* [Goal of the exercise]:
Each line that holds the word "ForumBase" counts once; give the total for the records below and nothing else.

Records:
BEGIN

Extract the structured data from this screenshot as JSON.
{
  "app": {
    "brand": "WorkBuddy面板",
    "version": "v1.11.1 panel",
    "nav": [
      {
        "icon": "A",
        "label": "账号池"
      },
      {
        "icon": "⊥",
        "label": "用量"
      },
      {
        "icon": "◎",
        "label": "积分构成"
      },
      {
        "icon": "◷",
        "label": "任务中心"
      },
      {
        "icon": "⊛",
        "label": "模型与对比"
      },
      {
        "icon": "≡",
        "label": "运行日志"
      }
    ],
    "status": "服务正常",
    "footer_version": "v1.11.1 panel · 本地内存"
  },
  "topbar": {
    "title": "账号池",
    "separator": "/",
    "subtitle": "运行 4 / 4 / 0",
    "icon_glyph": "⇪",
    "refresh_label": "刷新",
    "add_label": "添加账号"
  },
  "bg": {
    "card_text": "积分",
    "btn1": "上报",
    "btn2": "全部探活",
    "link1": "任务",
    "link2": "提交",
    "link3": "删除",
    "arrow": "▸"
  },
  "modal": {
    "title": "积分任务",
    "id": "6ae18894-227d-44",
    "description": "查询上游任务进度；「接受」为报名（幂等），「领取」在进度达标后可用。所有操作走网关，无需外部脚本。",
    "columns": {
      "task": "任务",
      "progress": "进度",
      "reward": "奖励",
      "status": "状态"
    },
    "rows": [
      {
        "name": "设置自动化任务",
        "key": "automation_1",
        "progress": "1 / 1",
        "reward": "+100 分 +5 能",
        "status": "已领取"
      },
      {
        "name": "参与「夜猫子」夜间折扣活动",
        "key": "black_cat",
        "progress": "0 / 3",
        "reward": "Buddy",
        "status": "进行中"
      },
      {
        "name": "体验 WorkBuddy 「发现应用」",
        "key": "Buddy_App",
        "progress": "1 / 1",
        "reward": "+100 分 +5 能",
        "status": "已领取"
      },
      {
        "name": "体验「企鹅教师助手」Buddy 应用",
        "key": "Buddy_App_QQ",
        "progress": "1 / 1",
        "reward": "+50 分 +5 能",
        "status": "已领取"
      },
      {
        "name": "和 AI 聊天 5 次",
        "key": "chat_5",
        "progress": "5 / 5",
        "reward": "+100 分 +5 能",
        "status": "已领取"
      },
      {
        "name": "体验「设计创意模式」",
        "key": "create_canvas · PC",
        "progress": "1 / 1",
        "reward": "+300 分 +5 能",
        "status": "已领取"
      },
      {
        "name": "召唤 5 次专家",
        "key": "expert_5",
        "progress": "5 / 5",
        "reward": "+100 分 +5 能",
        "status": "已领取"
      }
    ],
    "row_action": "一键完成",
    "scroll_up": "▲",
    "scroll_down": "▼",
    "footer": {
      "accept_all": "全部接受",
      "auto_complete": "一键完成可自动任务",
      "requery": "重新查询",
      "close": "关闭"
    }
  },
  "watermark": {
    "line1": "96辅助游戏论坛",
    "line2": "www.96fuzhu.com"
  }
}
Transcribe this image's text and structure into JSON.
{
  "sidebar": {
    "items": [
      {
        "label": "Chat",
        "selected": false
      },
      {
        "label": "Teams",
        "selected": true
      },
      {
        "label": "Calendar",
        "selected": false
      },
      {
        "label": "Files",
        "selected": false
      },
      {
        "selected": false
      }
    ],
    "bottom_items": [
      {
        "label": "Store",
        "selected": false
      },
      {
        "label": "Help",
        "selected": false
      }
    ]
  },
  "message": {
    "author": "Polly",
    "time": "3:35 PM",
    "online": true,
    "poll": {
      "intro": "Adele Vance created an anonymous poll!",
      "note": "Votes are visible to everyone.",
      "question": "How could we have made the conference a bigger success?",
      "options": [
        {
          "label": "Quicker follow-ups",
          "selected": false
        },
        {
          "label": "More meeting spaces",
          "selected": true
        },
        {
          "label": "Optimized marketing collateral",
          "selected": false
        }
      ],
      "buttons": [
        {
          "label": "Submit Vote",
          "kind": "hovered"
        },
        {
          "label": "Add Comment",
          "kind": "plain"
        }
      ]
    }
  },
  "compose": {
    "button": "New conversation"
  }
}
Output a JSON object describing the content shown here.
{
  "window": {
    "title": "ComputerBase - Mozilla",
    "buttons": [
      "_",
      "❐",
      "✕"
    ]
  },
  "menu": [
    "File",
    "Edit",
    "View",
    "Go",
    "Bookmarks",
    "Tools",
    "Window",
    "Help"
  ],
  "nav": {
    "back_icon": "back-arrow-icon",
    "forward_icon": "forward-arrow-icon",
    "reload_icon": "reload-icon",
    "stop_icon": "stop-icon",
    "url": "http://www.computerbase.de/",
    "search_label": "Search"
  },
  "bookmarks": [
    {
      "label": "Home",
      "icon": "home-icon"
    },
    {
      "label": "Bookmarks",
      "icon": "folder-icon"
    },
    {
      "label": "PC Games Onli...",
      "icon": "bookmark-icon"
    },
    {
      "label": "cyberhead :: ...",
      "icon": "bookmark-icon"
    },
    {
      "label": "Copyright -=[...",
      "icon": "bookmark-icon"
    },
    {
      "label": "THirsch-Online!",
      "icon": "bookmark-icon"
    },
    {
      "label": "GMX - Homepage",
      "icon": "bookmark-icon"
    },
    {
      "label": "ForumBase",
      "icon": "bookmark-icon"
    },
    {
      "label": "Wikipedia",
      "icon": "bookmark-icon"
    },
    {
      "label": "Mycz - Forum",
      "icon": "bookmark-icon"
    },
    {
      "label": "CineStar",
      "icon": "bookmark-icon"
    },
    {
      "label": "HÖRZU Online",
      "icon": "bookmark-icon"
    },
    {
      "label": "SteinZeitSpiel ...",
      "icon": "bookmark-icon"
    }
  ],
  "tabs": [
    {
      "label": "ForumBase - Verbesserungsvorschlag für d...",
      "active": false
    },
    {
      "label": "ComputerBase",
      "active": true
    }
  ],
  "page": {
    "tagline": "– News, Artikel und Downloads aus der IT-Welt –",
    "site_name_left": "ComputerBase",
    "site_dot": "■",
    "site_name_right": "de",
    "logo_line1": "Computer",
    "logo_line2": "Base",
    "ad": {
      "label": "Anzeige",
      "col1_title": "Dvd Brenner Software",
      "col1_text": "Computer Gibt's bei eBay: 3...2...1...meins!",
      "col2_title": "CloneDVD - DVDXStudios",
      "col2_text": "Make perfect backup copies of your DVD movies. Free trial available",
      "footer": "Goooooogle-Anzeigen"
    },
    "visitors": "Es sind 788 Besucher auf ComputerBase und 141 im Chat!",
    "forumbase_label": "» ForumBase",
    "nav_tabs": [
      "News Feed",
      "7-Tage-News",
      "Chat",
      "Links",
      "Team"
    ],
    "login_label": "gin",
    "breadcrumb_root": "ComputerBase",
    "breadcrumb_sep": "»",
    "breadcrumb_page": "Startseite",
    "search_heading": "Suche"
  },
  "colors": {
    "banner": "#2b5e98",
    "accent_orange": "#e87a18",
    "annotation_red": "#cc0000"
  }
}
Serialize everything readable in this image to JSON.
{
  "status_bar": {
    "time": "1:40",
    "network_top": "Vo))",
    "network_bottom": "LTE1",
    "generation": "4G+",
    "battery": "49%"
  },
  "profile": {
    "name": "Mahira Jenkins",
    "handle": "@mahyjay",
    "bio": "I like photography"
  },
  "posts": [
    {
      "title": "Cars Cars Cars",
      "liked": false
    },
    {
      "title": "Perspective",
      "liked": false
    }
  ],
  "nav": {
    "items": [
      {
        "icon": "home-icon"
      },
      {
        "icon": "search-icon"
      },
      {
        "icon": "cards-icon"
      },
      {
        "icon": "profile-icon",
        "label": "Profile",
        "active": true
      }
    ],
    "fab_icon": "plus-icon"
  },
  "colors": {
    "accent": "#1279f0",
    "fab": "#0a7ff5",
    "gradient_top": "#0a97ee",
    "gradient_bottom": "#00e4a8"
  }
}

END

* [Exercise output]:
3